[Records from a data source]
────────

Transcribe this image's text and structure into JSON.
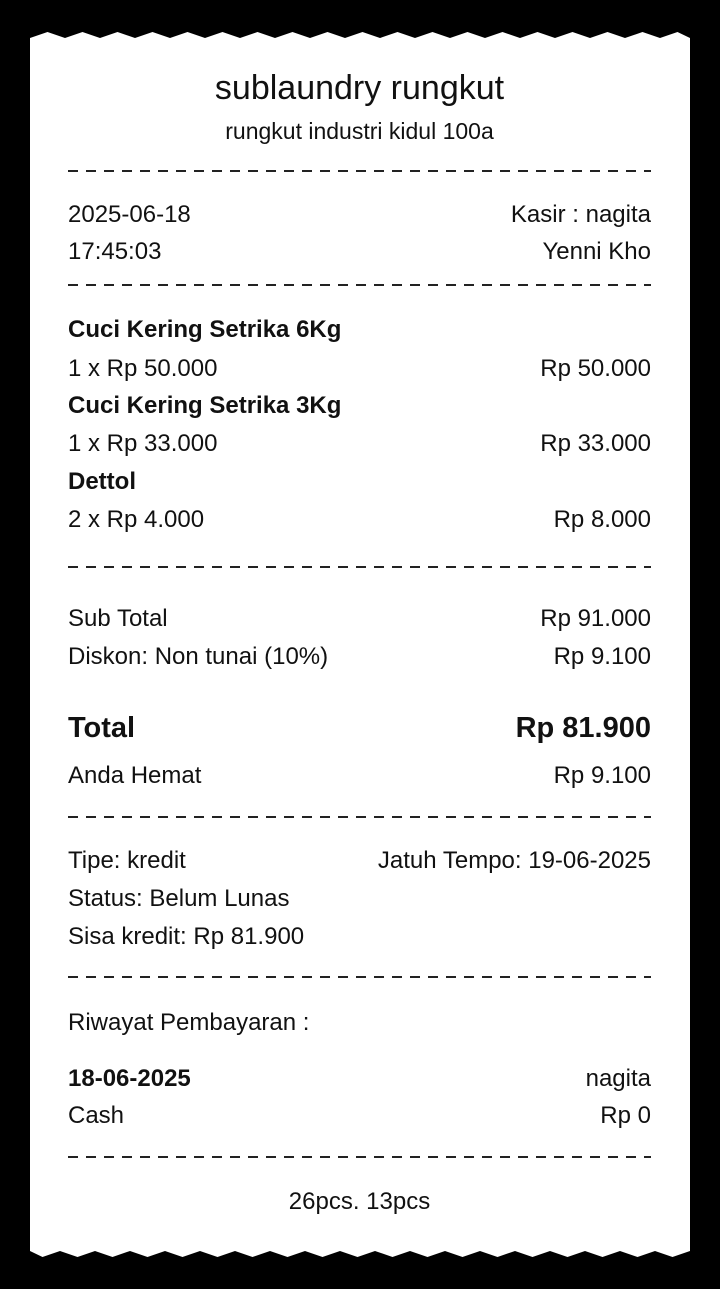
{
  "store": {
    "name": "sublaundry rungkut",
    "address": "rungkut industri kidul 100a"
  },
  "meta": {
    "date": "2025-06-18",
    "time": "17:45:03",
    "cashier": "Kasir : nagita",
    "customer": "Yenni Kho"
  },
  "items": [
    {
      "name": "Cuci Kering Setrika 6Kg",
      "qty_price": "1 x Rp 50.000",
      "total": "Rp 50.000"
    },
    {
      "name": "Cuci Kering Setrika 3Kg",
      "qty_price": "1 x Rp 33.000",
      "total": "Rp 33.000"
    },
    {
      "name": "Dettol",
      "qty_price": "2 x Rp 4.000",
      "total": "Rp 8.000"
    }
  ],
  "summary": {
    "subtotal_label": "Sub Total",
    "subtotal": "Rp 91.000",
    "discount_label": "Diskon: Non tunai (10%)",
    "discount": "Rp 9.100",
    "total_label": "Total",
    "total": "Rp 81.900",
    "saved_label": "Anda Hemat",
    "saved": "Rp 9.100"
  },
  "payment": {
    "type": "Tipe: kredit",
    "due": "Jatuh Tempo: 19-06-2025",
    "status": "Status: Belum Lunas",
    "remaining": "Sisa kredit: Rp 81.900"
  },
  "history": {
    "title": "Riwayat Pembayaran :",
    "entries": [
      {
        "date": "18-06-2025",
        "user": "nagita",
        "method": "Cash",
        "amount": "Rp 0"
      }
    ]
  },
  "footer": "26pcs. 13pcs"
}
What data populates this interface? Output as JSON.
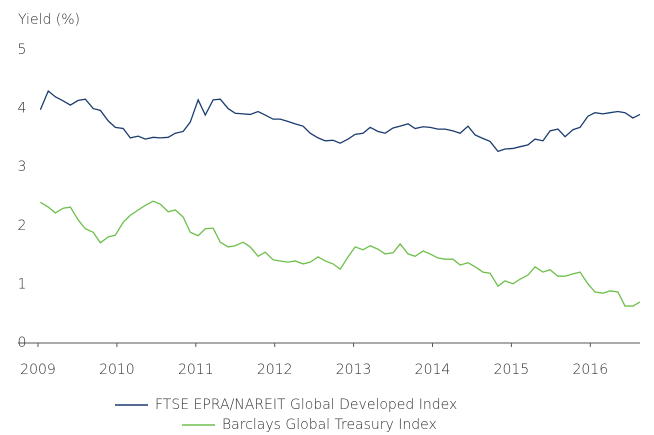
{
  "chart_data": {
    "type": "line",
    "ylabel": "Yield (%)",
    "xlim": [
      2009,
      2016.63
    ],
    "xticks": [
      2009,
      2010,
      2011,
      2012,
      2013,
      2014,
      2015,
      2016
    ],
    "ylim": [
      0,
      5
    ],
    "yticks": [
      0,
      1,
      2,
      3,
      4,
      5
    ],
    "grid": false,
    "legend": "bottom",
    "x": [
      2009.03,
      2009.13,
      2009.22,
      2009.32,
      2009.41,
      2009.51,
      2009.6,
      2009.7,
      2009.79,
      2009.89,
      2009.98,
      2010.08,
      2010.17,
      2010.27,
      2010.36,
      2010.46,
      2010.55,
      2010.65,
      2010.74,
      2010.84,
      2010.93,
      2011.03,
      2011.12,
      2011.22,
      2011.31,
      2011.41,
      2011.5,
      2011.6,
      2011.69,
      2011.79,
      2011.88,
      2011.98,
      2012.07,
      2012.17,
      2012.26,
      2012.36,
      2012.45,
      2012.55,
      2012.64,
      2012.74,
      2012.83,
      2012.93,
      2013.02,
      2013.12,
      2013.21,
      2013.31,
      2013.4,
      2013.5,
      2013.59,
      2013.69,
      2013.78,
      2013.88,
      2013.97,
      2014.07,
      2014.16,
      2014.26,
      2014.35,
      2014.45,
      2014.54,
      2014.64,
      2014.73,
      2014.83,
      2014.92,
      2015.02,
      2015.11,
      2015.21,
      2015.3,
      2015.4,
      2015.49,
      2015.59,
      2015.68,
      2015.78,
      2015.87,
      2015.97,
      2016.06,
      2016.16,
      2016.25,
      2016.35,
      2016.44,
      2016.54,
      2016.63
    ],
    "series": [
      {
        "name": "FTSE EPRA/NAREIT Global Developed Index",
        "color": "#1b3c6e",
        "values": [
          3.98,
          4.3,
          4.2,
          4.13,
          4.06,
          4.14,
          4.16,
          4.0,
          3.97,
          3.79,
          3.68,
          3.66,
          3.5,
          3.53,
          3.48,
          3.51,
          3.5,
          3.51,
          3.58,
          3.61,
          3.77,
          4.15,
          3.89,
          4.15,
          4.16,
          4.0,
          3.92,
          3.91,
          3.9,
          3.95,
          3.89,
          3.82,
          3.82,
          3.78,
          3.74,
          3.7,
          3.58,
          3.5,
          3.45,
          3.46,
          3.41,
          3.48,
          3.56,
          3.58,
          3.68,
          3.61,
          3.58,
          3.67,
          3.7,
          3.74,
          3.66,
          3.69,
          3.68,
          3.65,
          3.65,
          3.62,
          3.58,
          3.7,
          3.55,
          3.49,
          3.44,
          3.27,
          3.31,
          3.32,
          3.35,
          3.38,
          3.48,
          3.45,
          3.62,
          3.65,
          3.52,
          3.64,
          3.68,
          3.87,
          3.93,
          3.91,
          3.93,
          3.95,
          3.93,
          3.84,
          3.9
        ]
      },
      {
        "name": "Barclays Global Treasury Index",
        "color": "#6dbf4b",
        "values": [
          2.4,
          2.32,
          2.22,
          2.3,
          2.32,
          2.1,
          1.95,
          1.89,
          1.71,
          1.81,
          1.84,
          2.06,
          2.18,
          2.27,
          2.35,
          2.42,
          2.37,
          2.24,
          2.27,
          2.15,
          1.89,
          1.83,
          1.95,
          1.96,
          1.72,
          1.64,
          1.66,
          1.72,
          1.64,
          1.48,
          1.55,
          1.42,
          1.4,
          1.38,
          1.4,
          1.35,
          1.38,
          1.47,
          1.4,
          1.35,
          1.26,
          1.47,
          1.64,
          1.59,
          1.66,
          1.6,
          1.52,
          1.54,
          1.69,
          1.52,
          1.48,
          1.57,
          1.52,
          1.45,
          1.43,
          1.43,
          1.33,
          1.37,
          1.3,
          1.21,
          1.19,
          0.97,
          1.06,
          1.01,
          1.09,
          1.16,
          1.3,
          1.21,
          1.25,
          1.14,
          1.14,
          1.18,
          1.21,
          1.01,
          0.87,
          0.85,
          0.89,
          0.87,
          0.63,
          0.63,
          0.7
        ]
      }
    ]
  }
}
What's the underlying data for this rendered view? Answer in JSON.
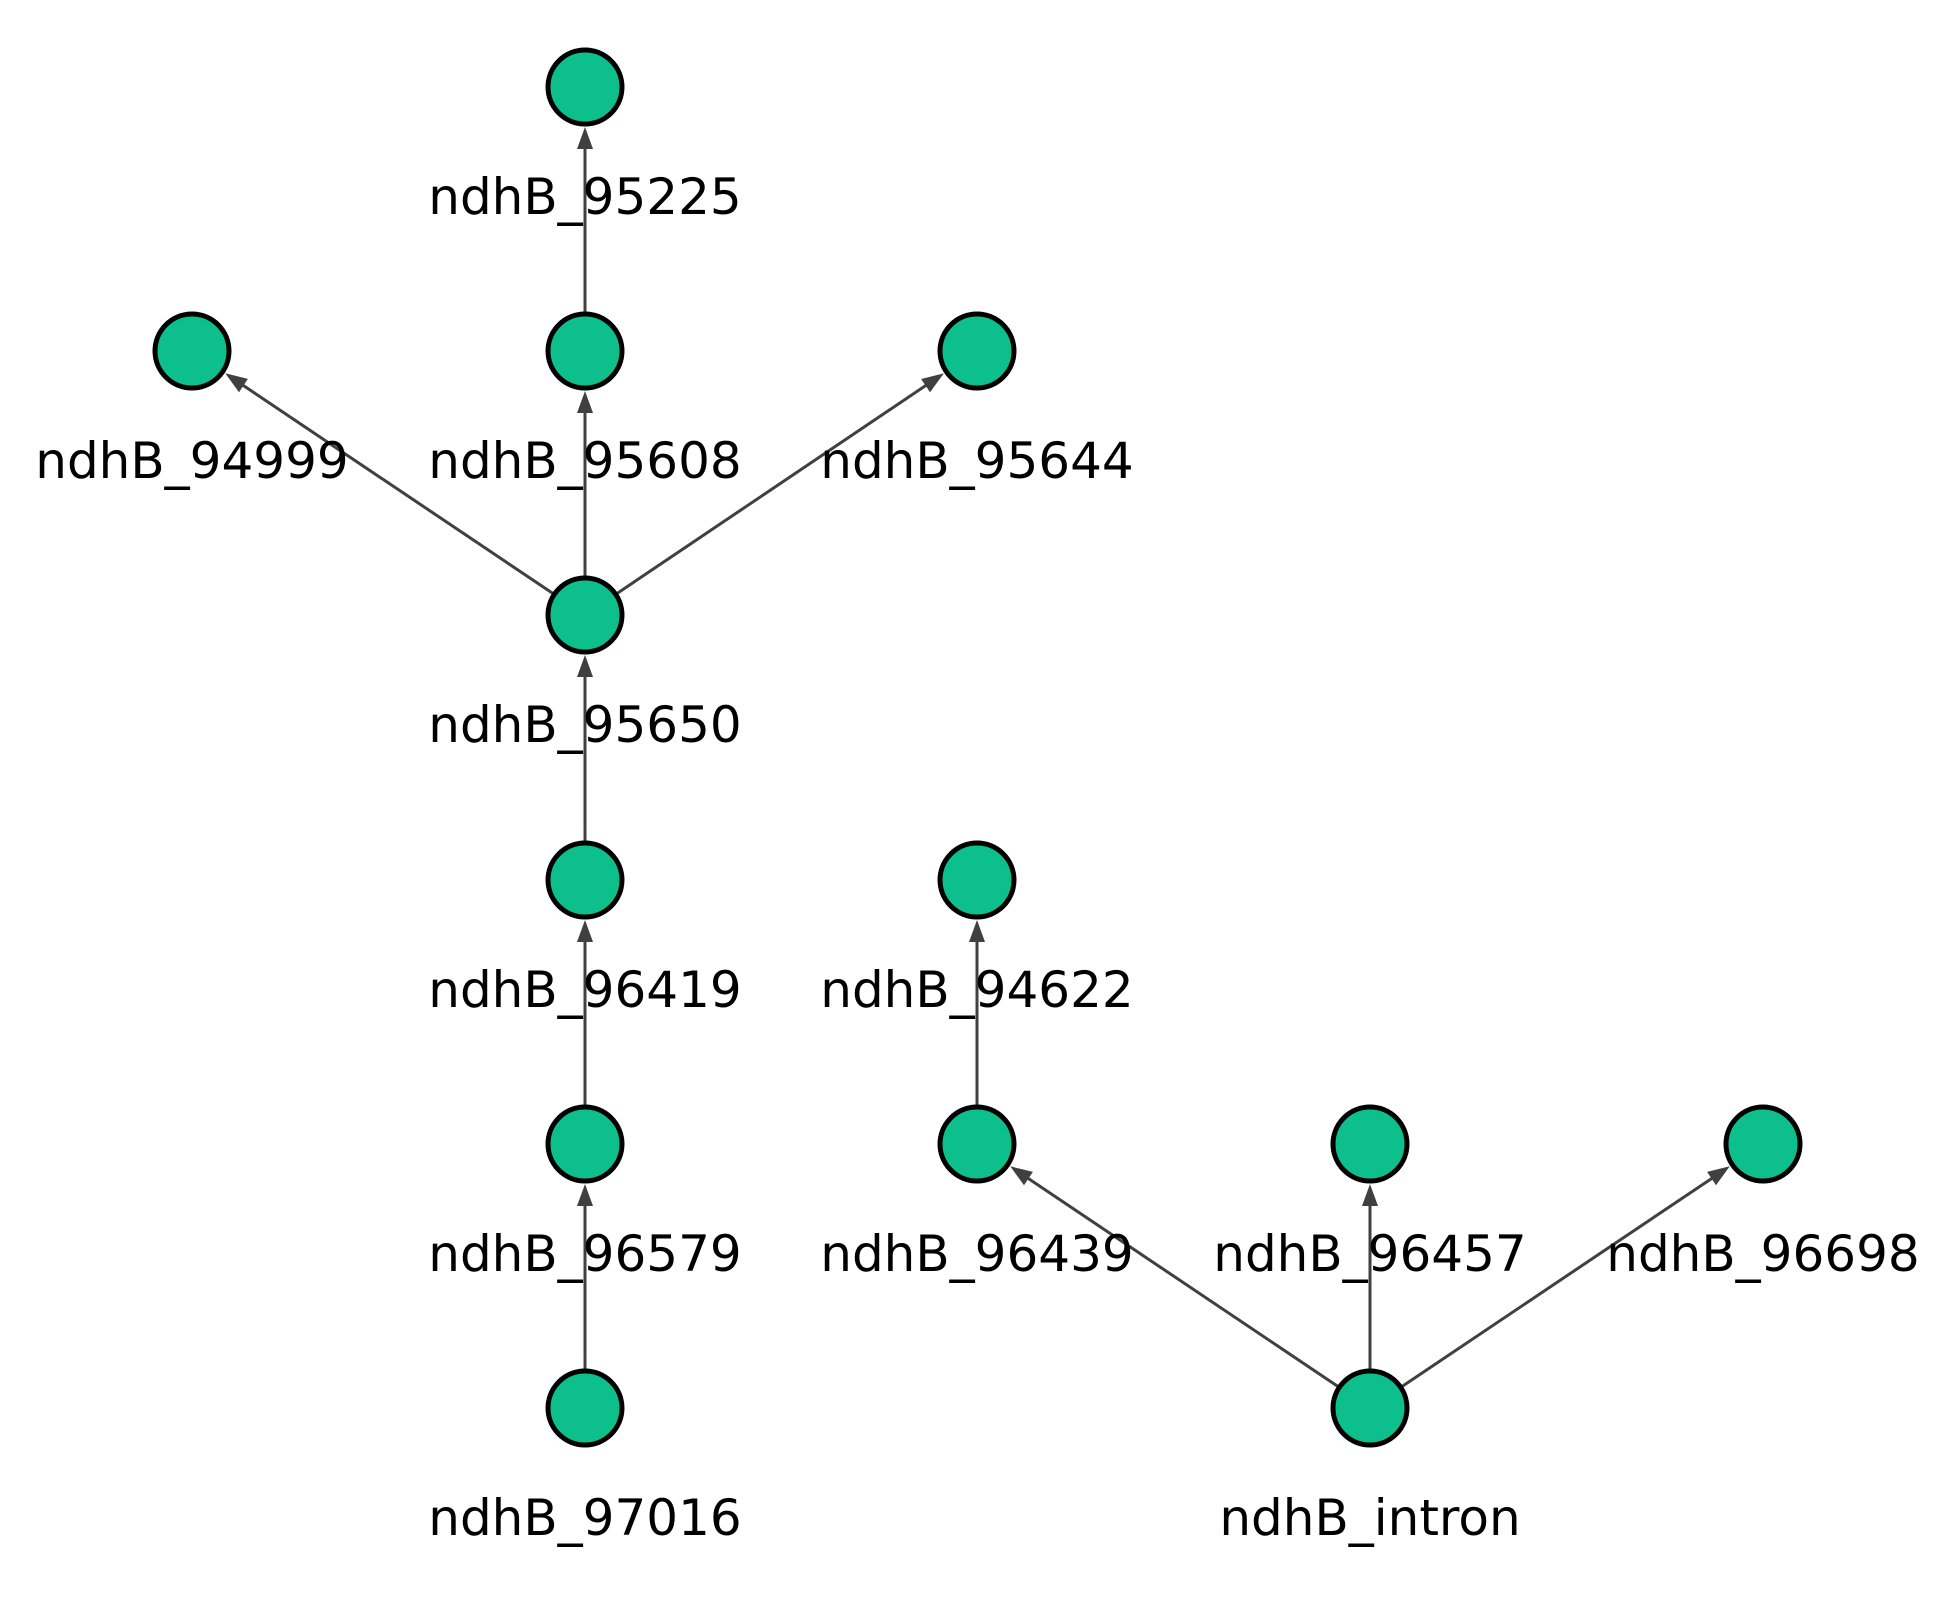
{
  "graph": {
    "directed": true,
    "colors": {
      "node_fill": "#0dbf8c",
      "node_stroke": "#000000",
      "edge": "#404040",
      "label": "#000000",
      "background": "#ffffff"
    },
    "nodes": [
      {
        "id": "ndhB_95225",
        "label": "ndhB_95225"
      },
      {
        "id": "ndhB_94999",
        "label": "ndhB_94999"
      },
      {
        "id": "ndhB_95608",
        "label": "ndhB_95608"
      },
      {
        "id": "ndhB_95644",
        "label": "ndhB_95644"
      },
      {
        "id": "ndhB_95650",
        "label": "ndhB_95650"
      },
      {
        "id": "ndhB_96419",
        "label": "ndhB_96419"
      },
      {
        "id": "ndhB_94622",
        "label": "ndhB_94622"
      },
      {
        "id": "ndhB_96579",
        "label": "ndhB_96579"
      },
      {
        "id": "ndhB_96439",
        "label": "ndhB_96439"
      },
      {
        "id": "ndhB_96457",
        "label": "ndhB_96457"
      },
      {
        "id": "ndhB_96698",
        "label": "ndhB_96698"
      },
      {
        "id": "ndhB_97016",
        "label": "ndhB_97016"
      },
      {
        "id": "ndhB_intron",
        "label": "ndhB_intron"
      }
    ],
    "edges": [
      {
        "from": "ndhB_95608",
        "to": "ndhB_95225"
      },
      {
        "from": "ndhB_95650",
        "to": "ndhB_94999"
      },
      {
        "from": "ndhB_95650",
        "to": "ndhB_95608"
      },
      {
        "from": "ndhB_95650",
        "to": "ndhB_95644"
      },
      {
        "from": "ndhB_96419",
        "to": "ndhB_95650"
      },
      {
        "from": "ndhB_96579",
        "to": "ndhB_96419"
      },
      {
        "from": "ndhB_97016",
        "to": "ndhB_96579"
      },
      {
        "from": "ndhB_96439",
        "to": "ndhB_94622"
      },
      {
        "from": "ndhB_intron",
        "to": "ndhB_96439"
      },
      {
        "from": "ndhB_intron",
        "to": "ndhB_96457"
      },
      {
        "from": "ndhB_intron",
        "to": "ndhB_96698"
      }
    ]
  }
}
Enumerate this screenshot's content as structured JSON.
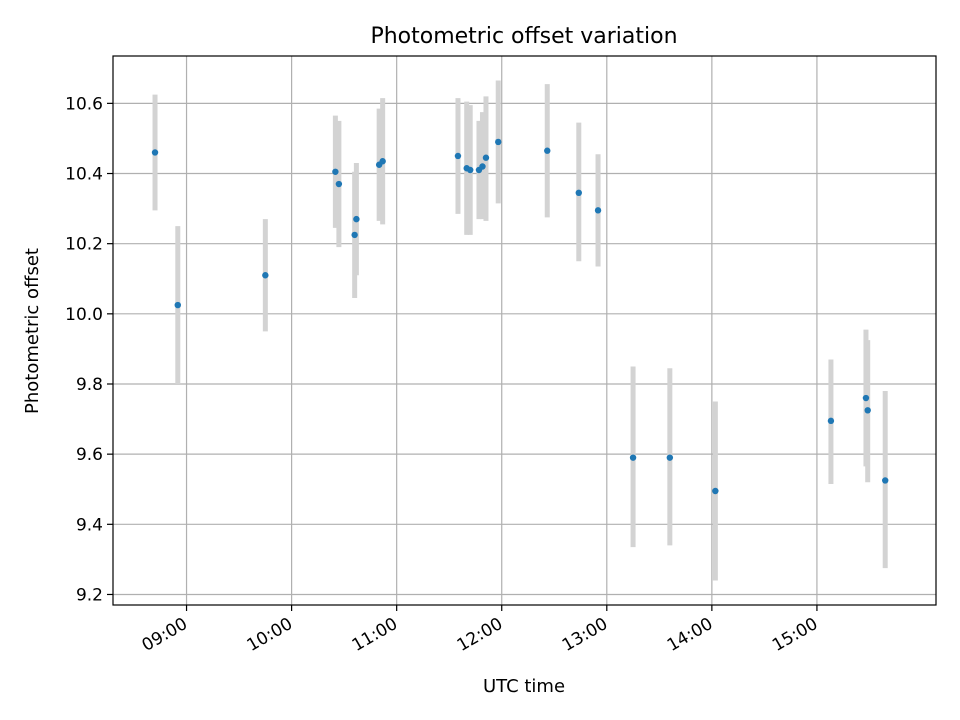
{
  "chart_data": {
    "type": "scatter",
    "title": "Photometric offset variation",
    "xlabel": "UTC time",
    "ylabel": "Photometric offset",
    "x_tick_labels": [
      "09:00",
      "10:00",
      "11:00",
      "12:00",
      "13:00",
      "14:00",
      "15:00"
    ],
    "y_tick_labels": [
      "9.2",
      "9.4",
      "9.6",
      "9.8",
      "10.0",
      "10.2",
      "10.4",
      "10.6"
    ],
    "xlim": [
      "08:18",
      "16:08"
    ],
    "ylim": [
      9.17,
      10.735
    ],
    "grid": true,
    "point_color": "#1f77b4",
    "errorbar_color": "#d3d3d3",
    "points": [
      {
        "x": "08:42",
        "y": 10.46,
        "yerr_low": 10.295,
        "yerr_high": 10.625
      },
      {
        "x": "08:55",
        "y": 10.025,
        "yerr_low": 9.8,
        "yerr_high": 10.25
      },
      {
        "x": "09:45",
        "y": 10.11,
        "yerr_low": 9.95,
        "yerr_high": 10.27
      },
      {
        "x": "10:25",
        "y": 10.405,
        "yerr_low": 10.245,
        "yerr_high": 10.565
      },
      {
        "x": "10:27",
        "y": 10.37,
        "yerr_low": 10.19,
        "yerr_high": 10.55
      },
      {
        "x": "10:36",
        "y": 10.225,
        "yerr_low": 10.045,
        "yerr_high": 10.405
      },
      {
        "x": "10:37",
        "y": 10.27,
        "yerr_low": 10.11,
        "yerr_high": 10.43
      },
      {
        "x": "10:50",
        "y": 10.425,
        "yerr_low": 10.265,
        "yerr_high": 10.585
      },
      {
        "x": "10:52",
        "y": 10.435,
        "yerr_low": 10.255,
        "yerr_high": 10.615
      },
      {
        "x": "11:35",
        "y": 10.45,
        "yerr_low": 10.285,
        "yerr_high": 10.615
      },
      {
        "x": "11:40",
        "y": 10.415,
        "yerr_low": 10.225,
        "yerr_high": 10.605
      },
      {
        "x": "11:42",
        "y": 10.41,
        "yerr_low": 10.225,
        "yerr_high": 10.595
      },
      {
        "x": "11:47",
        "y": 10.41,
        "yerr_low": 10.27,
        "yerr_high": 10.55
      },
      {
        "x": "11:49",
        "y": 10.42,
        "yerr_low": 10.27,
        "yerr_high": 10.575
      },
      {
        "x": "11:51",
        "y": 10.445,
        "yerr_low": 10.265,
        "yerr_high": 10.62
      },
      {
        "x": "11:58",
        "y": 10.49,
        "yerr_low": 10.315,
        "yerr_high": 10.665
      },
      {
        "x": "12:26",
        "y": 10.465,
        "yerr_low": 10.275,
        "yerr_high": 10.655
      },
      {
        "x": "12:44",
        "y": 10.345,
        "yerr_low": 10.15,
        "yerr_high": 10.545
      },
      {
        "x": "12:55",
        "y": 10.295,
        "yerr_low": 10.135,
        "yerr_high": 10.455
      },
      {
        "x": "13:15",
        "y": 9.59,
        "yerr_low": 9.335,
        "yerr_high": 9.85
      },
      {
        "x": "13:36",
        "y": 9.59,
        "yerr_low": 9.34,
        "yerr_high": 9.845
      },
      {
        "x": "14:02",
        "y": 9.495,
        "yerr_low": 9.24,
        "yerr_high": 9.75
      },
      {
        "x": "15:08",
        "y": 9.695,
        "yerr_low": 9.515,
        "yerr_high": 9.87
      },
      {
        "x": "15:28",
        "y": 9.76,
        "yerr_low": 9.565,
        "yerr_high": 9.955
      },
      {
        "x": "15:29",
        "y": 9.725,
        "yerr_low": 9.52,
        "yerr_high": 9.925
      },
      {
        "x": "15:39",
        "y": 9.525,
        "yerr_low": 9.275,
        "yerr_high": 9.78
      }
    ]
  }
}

────────

**Directions for this task**
Search the data for "JSON". Copy every matching line.

**Right answer**
Transcribe this image's text and structure into JSON.
What data populates this interface? Output as JSON.
What's the underlying data for this rendered view? Answer in JSON.
Enumerate this screenshot's content as structured JSON.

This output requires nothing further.